■ **Task description**: Copy every row below word for word, changing nothing in any line.

-- Start of Data shown --

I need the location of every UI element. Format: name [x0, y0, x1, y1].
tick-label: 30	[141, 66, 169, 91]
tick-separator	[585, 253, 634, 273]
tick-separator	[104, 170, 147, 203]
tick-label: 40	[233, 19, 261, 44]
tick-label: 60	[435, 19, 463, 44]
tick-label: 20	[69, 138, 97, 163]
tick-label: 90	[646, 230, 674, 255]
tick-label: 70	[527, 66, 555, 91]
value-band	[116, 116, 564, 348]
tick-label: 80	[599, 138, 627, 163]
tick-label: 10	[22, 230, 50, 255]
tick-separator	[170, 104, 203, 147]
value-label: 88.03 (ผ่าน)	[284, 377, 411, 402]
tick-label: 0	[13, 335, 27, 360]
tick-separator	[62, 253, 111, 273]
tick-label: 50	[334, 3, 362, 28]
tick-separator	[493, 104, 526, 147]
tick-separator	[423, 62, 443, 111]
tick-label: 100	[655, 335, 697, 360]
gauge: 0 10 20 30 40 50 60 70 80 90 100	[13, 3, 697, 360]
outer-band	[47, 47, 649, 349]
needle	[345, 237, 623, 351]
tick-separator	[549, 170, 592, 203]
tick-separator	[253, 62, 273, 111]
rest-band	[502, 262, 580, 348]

-- End of Data shown --

■ **Result below**:
I need the location of every UI element. Format: name [x0, y0, x1, y1].
tick-label: 30	[141, 66, 169, 91]
tick-separator	[585, 253, 634, 273]
tick-separator	[104, 170, 147, 203]
tick-label: 40	[233, 19, 261, 44]
tick-label: 60	[435, 19, 463, 44]
tick-label: 20	[69, 138, 97, 163]
tick-label: 90	[646, 230, 674, 255]
tick-label: 70	[527, 66, 555, 91]
value-band	[116, 116, 564, 348]
tick-label: 80	[599, 138, 627, 163]
tick-label: 10	[22, 230, 50, 255]
tick-separator	[170, 104, 203, 147]
value-label: 88.03 (ผ่าน)	[284, 377, 411, 402]
tick-label: 0	[13, 335, 27, 360]
tick-separator	[62, 253, 111, 273]
tick-label: 50	[334, 3, 362, 28]
tick-separator	[493, 104, 526, 147]
tick-separator	[423, 62, 443, 111]
tick-label: 100	[655, 335, 697, 360]
gauge: 0 10 20 30 40 50 60 70 80 90 100	[13, 3, 697, 360]
outer-band	[47, 47, 649, 349]
needle	[345, 237, 623, 351]
tick-separator	[549, 170, 592, 203]
tick-separator	[253, 62, 273, 111]
rest-band	[502, 262, 580, 348]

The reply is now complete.